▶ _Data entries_
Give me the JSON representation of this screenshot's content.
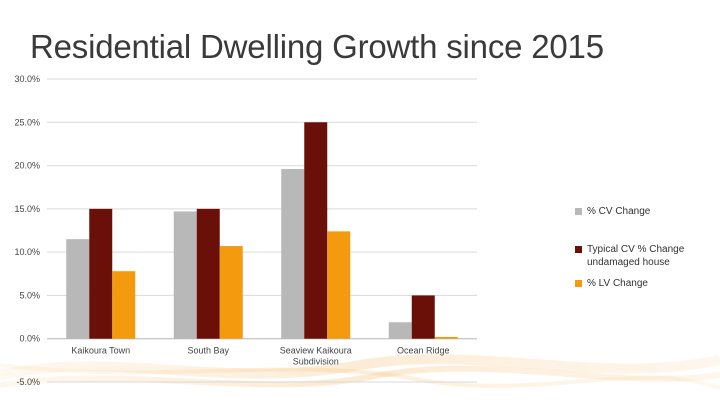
{
  "slide": {
    "title": "Residential Dwelling Growth since 2015"
  },
  "colors": {
    "cv": "#b8b8b8",
    "typical": "#6b1008",
    "lv": "#f39a0e",
    "grid": "#d9d9d9",
    "background_sparkle": "#f6c07a"
  },
  "chart_data": {
    "type": "bar",
    "title": "Residential Dwelling Growth since 2015",
    "xlabel": "",
    "ylabel": "",
    "ylim": [
      -5,
      30
    ],
    "yticks": [
      "30.0%",
      "25.0%",
      "20.0%",
      "15.0%",
      "10.0%",
      "5.0%",
      "0.0%",
      "-5.0%"
    ],
    "ytick_values": [
      30,
      25,
      20,
      15,
      10,
      5,
      0,
      -5
    ],
    "categories": [
      [
        "Kaikoura Town"
      ],
      [
        "South Bay"
      ],
      [
        "Seaview Kaikoura",
        "Subdivision"
      ],
      [
        "Ocean Ridge"
      ]
    ],
    "series": [
      {
        "name": "% CV Change",
        "color": "#b8b8b8",
        "values": [
          11.5,
          14.7,
          19.6,
          1.9
        ]
      },
      {
        "name": "Typical CV % Change undamaged house",
        "color": "#6b1008",
        "values": [
          15.0,
          15.0,
          25.0,
          5.0
        ]
      },
      {
        "name": "% LV Change",
        "color": "#f39a0e",
        "values": [
          7.8,
          10.7,
          12.4,
          0.2
        ]
      }
    ],
    "legend_position": "right",
    "grid": true
  }
}
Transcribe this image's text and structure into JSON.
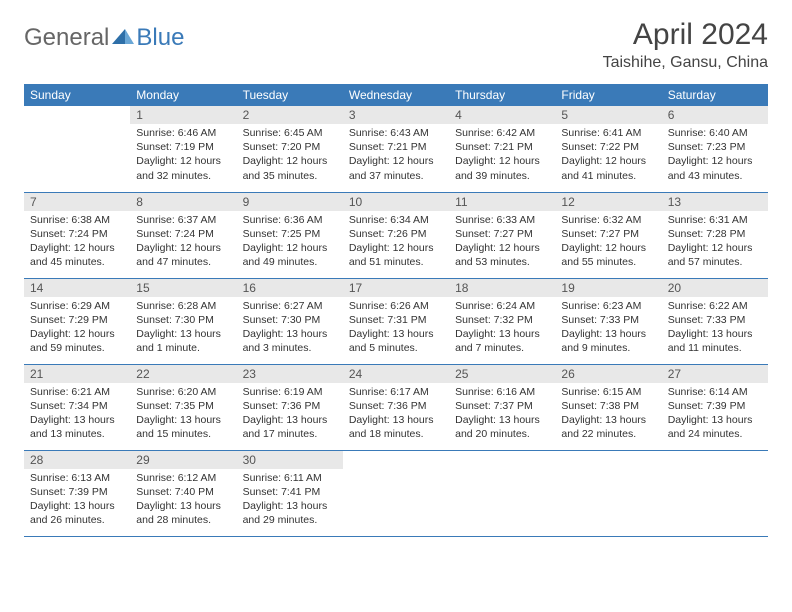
{
  "logo": {
    "part1": "General",
    "part2": "Blue"
  },
  "title": "April 2024",
  "location": "Taishihe, Gansu, China",
  "colors": {
    "header_bg": "#3a7ab8",
    "header_text": "#ffffff",
    "daynum_bg": "#e8e8e8",
    "border": "#3a7ab8",
    "body_text": "#333333",
    "background": "#ffffff"
  },
  "typography": {
    "title_fontsize": 30,
    "location_fontsize": 16,
    "header_fontsize": 12,
    "cell_fontsize": 10.5
  },
  "weekdays": [
    "Sunday",
    "Monday",
    "Tuesday",
    "Wednesday",
    "Thursday",
    "Friday",
    "Saturday"
  ],
  "weeks": [
    [
      null,
      {
        "n": "1",
        "sr": "Sunrise: 6:46 AM",
        "ss": "Sunset: 7:19 PM",
        "dl": "Daylight: 12 hours and 32 minutes."
      },
      {
        "n": "2",
        "sr": "Sunrise: 6:45 AM",
        "ss": "Sunset: 7:20 PM",
        "dl": "Daylight: 12 hours and 35 minutes."
      },
      {
        "n": "3",
        "sr": "Sunrise: 6:43 AM",
        "ss": "Sunset: 7:21 PM",
        "dl": "Daylight: 12 hours and 37 minutes."
      },
      {
        "n": "4",
        "sr": "Sunrise: 6:42 AM",
        "ss": "Sunset: 7:21 PM",
        "dl": "Daylight: 12 hours and 39 minutes."
      },
      {
        "n": "5",
        "sr": "Sunrise: 6:41 AM",
        "ss": "Sunset: 7:22 PM",
        "dl": "Daylight: 12 hours and 41 minutes."
      },
      {
        "n": "6",
        "sr": "Sunrise: 6:40 AM",
        "ss": "Sunset: 7:23 PM",
        "dl": "Daylight: 12 hours and 43 minutes."
      }
    ],
    [
      {
        "n": "7",
        "sr": "Sunrise: 6:38 AM",
        "ss": "Sunset: 7:24 PM",
        "dl": "Daylight: 12 hours and 45 minutes."
      },
      {
        "n": "8",
        "sr": "Sunrise: 6:37 AM",
        "ss": "Sunset: 7:24 PM",
        "dl": "Daylight: 12 hours and 47 minutes."
      },
      {
        "n": "9",
        "sr": "Sunrise: 6:36 AM",
        "ss": "Sunset: 7:25 PM",
        "dl": "Daylight: 12 hours and 49 minutes."
      },
      {
        "n": "10",
        "sr": "Sunrise: 6:34 AM",
        "ss": "Sunset: 7:26 PM",
        "dl": "Daylight: 12 hours and 51 minutes."
      },
      {
        "n": "11",
        "sr": "Sunrise: 6:33 AM",
        "ss": "Sunset: 7:27 PM",
        "dl": "Daylight: 12 hours and 53 minutes."
      },
      {
        "n": "12",
        "sr": "Sunrise: 6:32 AM",
        "ss": "Sunset: 7:27 PM",
        "dl": "Daylight: 12 hours and 55 minutes."
      },
      {
        "n": "13",
        "sr": "Sunrise: 6:31 AM",
        "ss": "Sunset: 7:28 PM",
        "dl": "Daylight: 12 hours and 57 minutes."
      }
    ],
    [
      {
        "n": "14",
        "sr": "Sunrise: 6:29 AM",
        "ss": "Sunset: 7:29 PM",
        "dl": "Daylight: 12 hours and 59 minutes."
      },
      {
        "n": "15",
        "sr": "Sunrise: 6:28 AM",
        "ss": "Sunset: 7:30 PM",
        "dl": "Daylight: 13 hours and 1 minute."
      },
      {
        "n": "16",
        "sr": "Sunrise: 6:27 AM",
        "ss": "Sunset: 7:30 PM",
        "dl": "Daylight: 13 hours and 3 minutes."
      },
      {
        "n": "17",
        "sr": "Sunrise: 6:26 AM",
        "ss": "Sunset: 7:31 PM",
        "dl": "Daylight: 13 hours and 5 minutes."
      },
      {
        "n": "18",
        "sr": "Sunrise: 6:24 AM",
        "ss": "Sunset: 7:32 PM",
        "dl": "Daylight: 13 hours and 7 minutes."
      },
      {
        "n": "19",
        "sr": "Sunrise: 6:23 AM",
        "ss": "Sunset: 7:33 PM",
        "dl": "Daylight: 13 hours and 9 minutes."
      },
      {
        "n": "20",
        "sr": "Sunrise: 6:22 AM",
        "ss": "Sunset: 7:33 PM",
        "dl": "Daylight: 13 hours and 11 minutes."
      }
    ],
    [
      {
        "n": "21",
        "sr": "Sunrise: 6:21 AM",
        "ss": "Sunset: 7:34 PM",
        "dl": "Daylight: 13 hours and 13 minutes."
      },
      {
        "n": "22",
        "sr": "Sunrise: 6:20 AM",
        "ss": "Sunset: 7:35 PM",
        "dl": "Daylight: 13 hours and 15 minutes."
      },
      {
        "n": "23",
        "sr": "Sunrise: 6:19 AM",
        "ss": "Sunset: 7:36 PM",
        "dl": "Daylight: 13 hours and 17 minutes."
      },
      {
        "n": "24",
        "sr": "Sunrise: 6:17 AM",
        "ss": "Sunset: 7:36 PM",
        "dl": "Daylight: 13 hours and 18 minutes."
      },
      {
        "n": "25",
        "sr": "Sunrise: 6:16 AM",
        "ss": "Sunset: 7:37 PM",
        "dl": "Daylight: 13 hours and 20 minutes."
      },
      {
        "n": "26",
        "sr": "Sunrise: 6:15 AM",
        "ss": "Sunset: 7:38 PM",
        "dl": "Daylight: 13 hours and 22 minutes."
      },
      {
        "n": "27",
        "sr": "Sunrise: 6:14 AM",
        "ss": "Sunset: 7:39 PM",
        "dl": "Daylight: 13 hours and 24 minutes."
      }
    ],
    [
      {
        "n": "28",
        "sr": "Sunrise: 6:13 AM",
        "ss": "Sunset: 7:39 PM",
        "dl": "Daylight: 13 hours and 26 minutes."
      },
      {
        "n": "29",
        "sr": "Sunrise: 6:12 AM",
        "ss": "Sunset: 7:40 PM",
        "dl": "Daylight: 13 hours and 28 minutes."
      },
      {
        "n": "30",
        "sr": "Sunrise: 6:11 AM",
        "ss": "Sunset: 7:41 PM",
        "dl": "Daylight: 13 hours and 29 minutes."
      },
      null,
      null,
      null,
      null
    ]
  ]
}
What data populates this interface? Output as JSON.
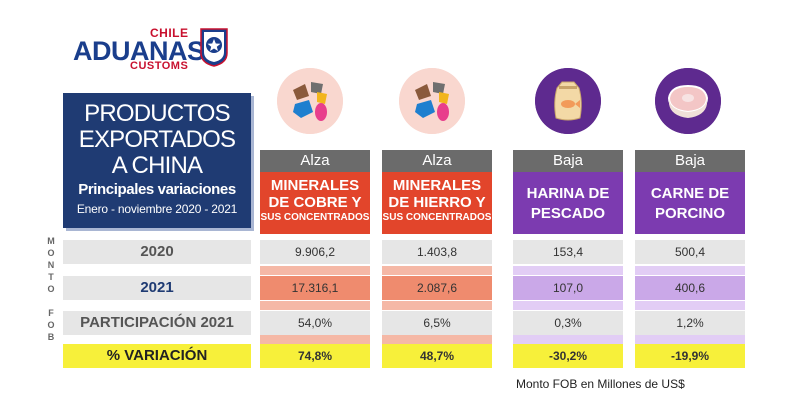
{
  "logo": {
    "top": "CHILE",
    "main": "ADUANAS",
    "bottom": "CUSTOMS"
  },
  "title": {
    "line1": "PRODUCTOS",
    "line2": "EXPORTADOS",
    "line3": "A CHINA",
    "subtitle": "Principales variaciones",
    "date_range": "Enero - noviembre 2020 - 2021"
  },
  "side_label": "MONTO FOB",
  "rows": {
    "y2020": "2020",
    "y2021": "2021",
    "participation": "PARTICIPACIÓN 2021",
    "variation": "% VARIACIÓN"
  },
  "products": [
    {
      "trend": "Alza",
      "name_main": "MINERALES DE COBRE Y",
      "name_sub": "SUS CONCENTRADOS",
      "icon": "minerals-icon",
      "v2020": "9.906,2",
      "v2021": "17.316,1",
      "participation": "54,0%",
      "variation": "74,8%"
    },
    {
      "trend": "Alza",
      "name_main": "MINERALES DE HIERRO Y",
      "name_sub": "SUS CONCENTRADOS",
      "icon": "minerals-icon",
      "v2020": "1.403,8",
      "v2021": "2.087,6",
      "participation": "6,5%",
      "variation": "48,7%"
    },
    {
      "trend": "Baja",
      "name_main": "HARINA DE PESCADO",
      "name_sub": "",
      "icon": "fish-flour-sack-icon",
      "v2020": "153,4",
      "v2021": "107,0",
      "participation": "0,3%",
      "variation": "-30,2%"
    },
    {
      "trend": "Baja",
      "name_main": "CARNE DE PORCINO",
      "name_sub": "",
      "icon": "pork-meat-icon",
      "v2020": "500,4",
      "v2021": "400,6",
      "participation": "1,2%",
      "variation": "-19,9%"
    }
  ],
  "colors": {
    "alza_header": "#e2452b",
    "baja_header": "#7c3bb0",
    "alza_2021_row": "#ef8b6e",
    "baja_2021_row": "#caa8e8",
    "variation_row": "#f7f03a",
    "title_panel": "#1f3b73"
  },
  "footnote": "Monto FOB en Millones de US$"
}
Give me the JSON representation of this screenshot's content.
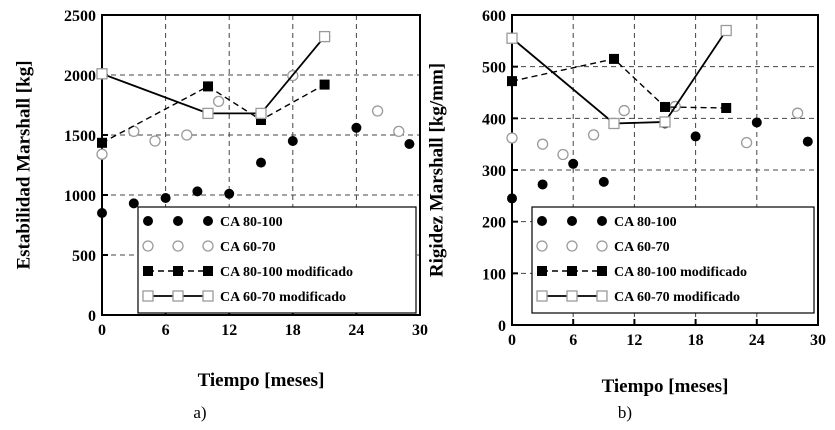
{
  "chart_data": [
    {
      "type": "scatter",
      "caption": "a)",
      "xlabel": "Tiempo [meses]",
      "ylabel": "Estabilidad Marshall [kg]",
      "xlim": [
        0,
        30
      ],
      "ylim": [
        0,
        2500
      ],
      "xticks": [
        "0",
        "6",
        "12",
        "18",
        "24",
        "30"
      ],
      "yticks": [
        "0",
        "500",
        "1000",
        "1500",
        "2000",
        "2500"
      ],
      "xtick_values": [
        0,
        6,
        12,
        18,
        24,
        30
      ],
      "ytick_values": [
        0,
        500,
        1000,
        1500,
        2000,
        2500
      ],
      "grid": true,
      "legend_position": "bottom-right",
      "series": [
        {
          "name": "CA 80-100",
          "style": "filled-circle",
          "x": [
            0,
            3,
            6,
            9,
            12,
            15,
            18,
            24,
            29
          ],
          "y": [
            850,
            930,
            975,
            1030,
            1010,
            1270,
            1450,
            1560,
            1425
          ]
        },
        {
          "name": "CA 60-70",
          "style": "open-circle",
          "x": [
            0,
            3,
            5,
            8,
            11,
            18,
            21,
            26,
            28
          ],
          "y": [
            1340,
            1530,
            1450,
            1500,
            1780,
            1995,
            2320,
            1700,
            1530
          ]
        },
        {
          "name": "CA 80-100 modificado",
          "style": "dashed-square",
          "x": [
            0,
            10,
            15,
            21
          ],
          "y": [
            1435,
            1905,
            1625,
            1920
          ]
        },
        {
          "name": "CA 60-70 modificado",
          "style": "solid-open-square",
          "x": [
            0,
            10,
            15,
            21
          ],
          "y": [
            2010,
            1680,
            1680,
            2320
          ]
        }
      ]
    },
    {
      "type": "scatter",
      "caption": "b)",
      "xlabel": "Tiempo [meses]",
      "ylabel": "Rigidez Marshall [kg/mm]",
      "xlim": [
        0,
        30
      ],
      "ylim": [
        0,
        600
      ],
      "xticks": [
        "0",
        "6",
        "12",
        "18",
        "24",
        "30"
      ],
      "yticks": [
        "0",
        "100",
        "200",
        "300",
        "400",
        "500",
        "600"
      ],
      "xtick_values": [
        0,
        6,
        12,
        18,
        24,
        30
      ],
      "ytick_values": [
        0,
        100,
        200,
        300,
        400,
        500,
        600
      ],
      "grid": true,
      "legend_position": "bottom-right",
      "series": [
        {
          "name": "CA 80-100",
          "style": "filled-circle",
          "x": [
            0,
            3,
            6,
            9,
            15,
            18,
            24,
            29
          ],
          "y": [
            245,
            272,
            312,
            277,
            390,
            365,
            392,
            355
          ]
        },
        {
          "name": "CA 60-70",
          "style": "open-circle",
          "x": [
            0,
            3,
            5,
            8,
            11,
            16,
            23,
            28
          ],
          "y": [
            362,
            350,
            330,
            368,
            415,
            423,
            353,
            410
          ]
        },
        {
          "name": "CA 80-100 modificado",
          "style": "dashed-square",
          "x": [
            0,
            10,
            15,
            21
          ],
          "y": [
            472,
            515,
            422,
            420
          ]
        },
        {
          "name": "CA 60-70 modificado",
          "style": "solid-open-square",
          "x": [
            0,
            10,
            15,
            21
          ],
          "y": [
            555,
            390,
            393,
            570
          ]
        }
      ]
    }
  ],
  "style": {
    "frame_color": "#000000",
    "grid_color": "#444444",
    "open_marker_color": "#9a9a9a"
  }
}
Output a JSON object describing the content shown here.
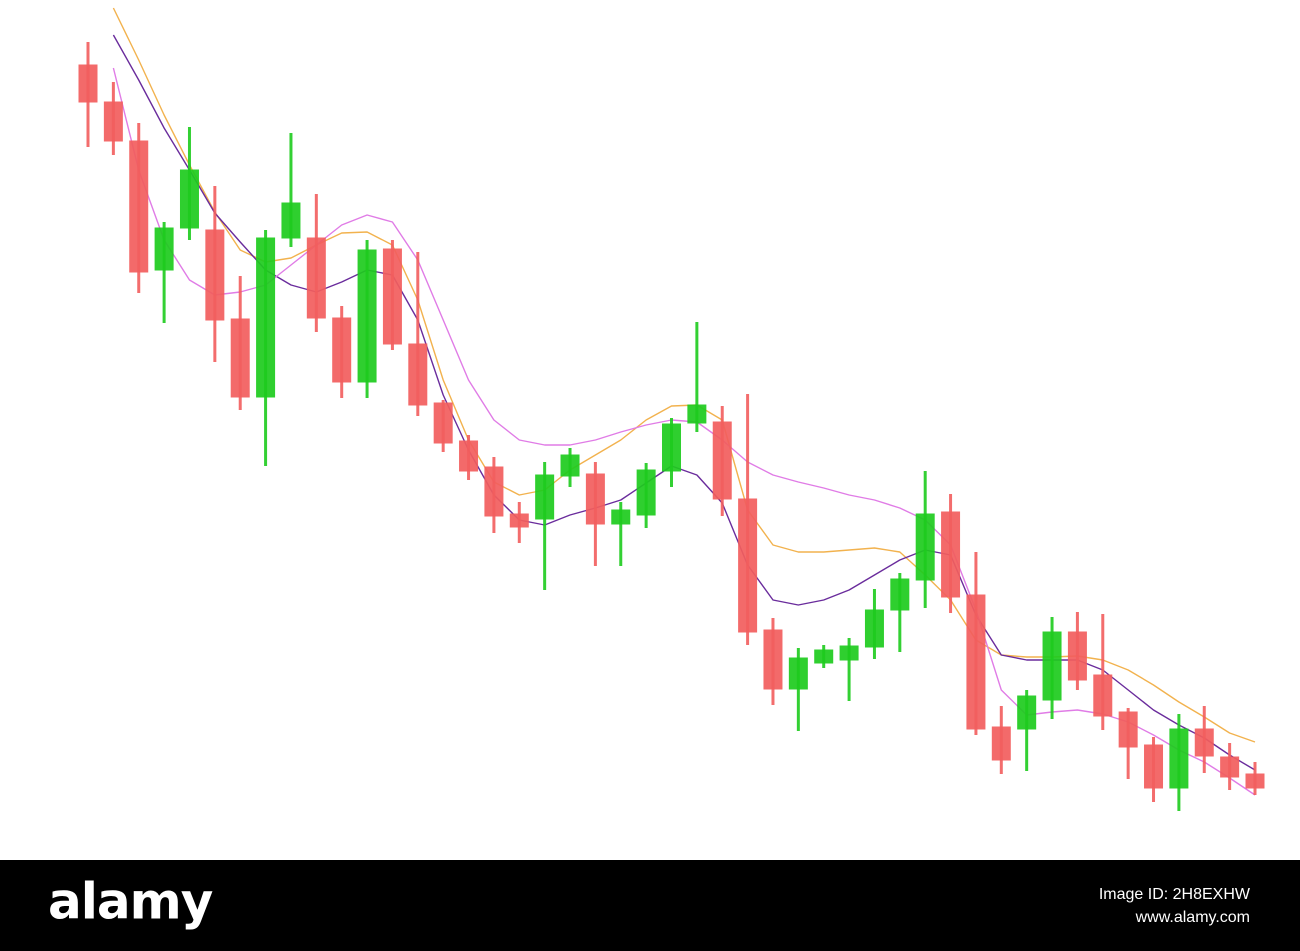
{
  "chart_data": {
    "type": "candlestick",
    "categories": [
      null,
      null,
      null,
      null,
      null,
      null,
      null,
      null,
      null,
      null,
      null,
      null,
      null,
      null,
      null,
      null,
      null,
      null,
      null,
      null,
      null,
      null,
      null,
      null,
      null,
      null,
      null,
      null,
      null,
      null,
      null,
      null,
      null,
      null,
      null,
      null,
      null,
      null,
      null,
      null,
      null,
      null,
      null,
      null,
      null,
      null,
      null
    ],
    "open": [
      835,
      798,
      759,
      630,
      672,
      670,
      581,
      503,
      662,
      662,
      582,
      518,
      651,
      556,
      497,
      459,
      433,
      386,
      381,
      424,
      426,
      376,
      385,
      429,
      477,
      478,
      401,
      270,
      211,
      237,
      240,
      253,
      290,
      320,
      388,
      305,
      173,
      171,
      200,
      268,
      225,
      188,
      155,
      112,
      171,
      143,
      126
    ],
    "high": [
      858,
      818,
      777,
      678,
      773,
      714,
      624,
      670,
      767,
      706,
      594,
      660,
      660,
      648,
      500,
      465,
      443,
      398,
      438,
      452,
      438,
      398,
      437,
      482,
      578,
      494,
      506,
      282,
      252,
      255,
      262,
      311,
      327,
      429,
      406,
      348,
      194,
      210,
      283,
      288,
      286,
      192,
      163,
      186,
      194,
      157,
      138
    ],
    "low": [
      753,
      745,
      607,
      577,
      660,
      538,
      490,
      434,
      653,
      568,
      502,
      502,
      550,
      484,
      448,
      420,
      367,
      357,
      310,
      413,
      334,
      334,
      372,
      413,
      468,
      384,
      255,
      195,
      169,
      232,
      199,
      241,
      248,
      292,
      287,
      165,
      126,
      129,
      181,
      210,
      170,
      121,
      98,
      89,
      127,
      110,
      105
    ],
    "close": [
      798,
      759,
      628,
      672,
      730,
      580,
      503,
      662,
      697,
      582,
      518,
      650,
      556,
      495,
      457,
      429,
      384,
      373,
      425,
      445,
      376,
      390,
      430,
      476,
      495,
      401,
      268,
      211,
      242,
      250,
      254,
      290,
      321,
      386,
      303,
      171,
      140,
      204,
      268,
      220,
      184,
      153,
      112,
      171,
      144,
      123,
      112
    ],
    "up_color": "#1ecb1e",
    "down_color": "#f25e5e",
    "series": [
      {
        "color": "#f2b24e",
        "values": [
          null,
          892,
          840,
          785,
          735,
          688,
          650,
          638,
          642,
          655,
          667,
          668,
          655,
          600,
          520,
          460,
          418,
          405,
          410,
          430,
          445,
          460,
          480,
          494,
          495,
          480,
          390,
          355,
          348,
          348,
          350,
          352,
          348,
          325,
          300,
          260,
          245,
          243,
          243,
          244,
          240,
          230,
          215,
          198,
          183,
          167,
          158
        ]
      },
      {
        "color": "#6a2c9c",
        "values": [
          null,
          865,
          820,
          772,
          730,
          687,
          658,
          630,
          615,
          608,
          618,
          630,
          625,
          580,
          505,
          450,
          405,
          380,
          375,
          385,
          392,
          400,
          417,
          434,
          425,
          397,
          335,
          300,
          295,
          300,
          310,
          325,
          340,
          350,
          345,
          285,
          245,
          240,
          240,
          240,
          230,
          210,
          190,
          175,
          162,
          145,
          130
        ]
      },
      {
        "color": "#e07ce6",
        "values": [
          null,
          832,
          730,
          660,
          620,
          605,
          608,
          615,
          635,
          655,
          675,
          685,
          678,
          640,
          580,
          520,
          480,
          460,
          455,
          455,
          460,
          468,
          475,
          480,
          478,
          460,
          438,
          425,
          418,
          412,
          405,
          400,
          392,
          380,
          355,
          290,
          210,
          185,
          188,
          190,
          186,
          178,
          165,
          150,
          138,
          122,
          105
        ]
      }
    ],
    "ylim": [
      0,
      900
    ]
  },
  "footer": {
    "brand": "alamy",
    "image_id": "Image ID: 2H8EXHW",
    "url": "www.alamy.com"
  }
}
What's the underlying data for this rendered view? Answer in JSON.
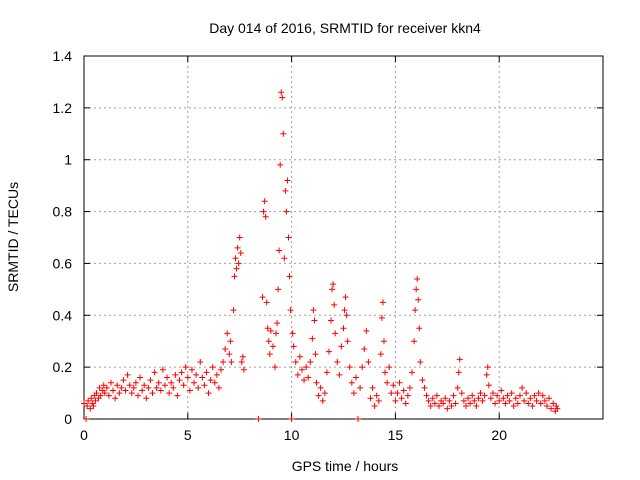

▶ _TASK TO COMPLETE_
From the records above, copy every line that holds the word "What".

▶ _COMPLETE RESPONSE_
What data populates this interface? Output as JSON.
What's the underlying data for this rendered view? Answer in JSON.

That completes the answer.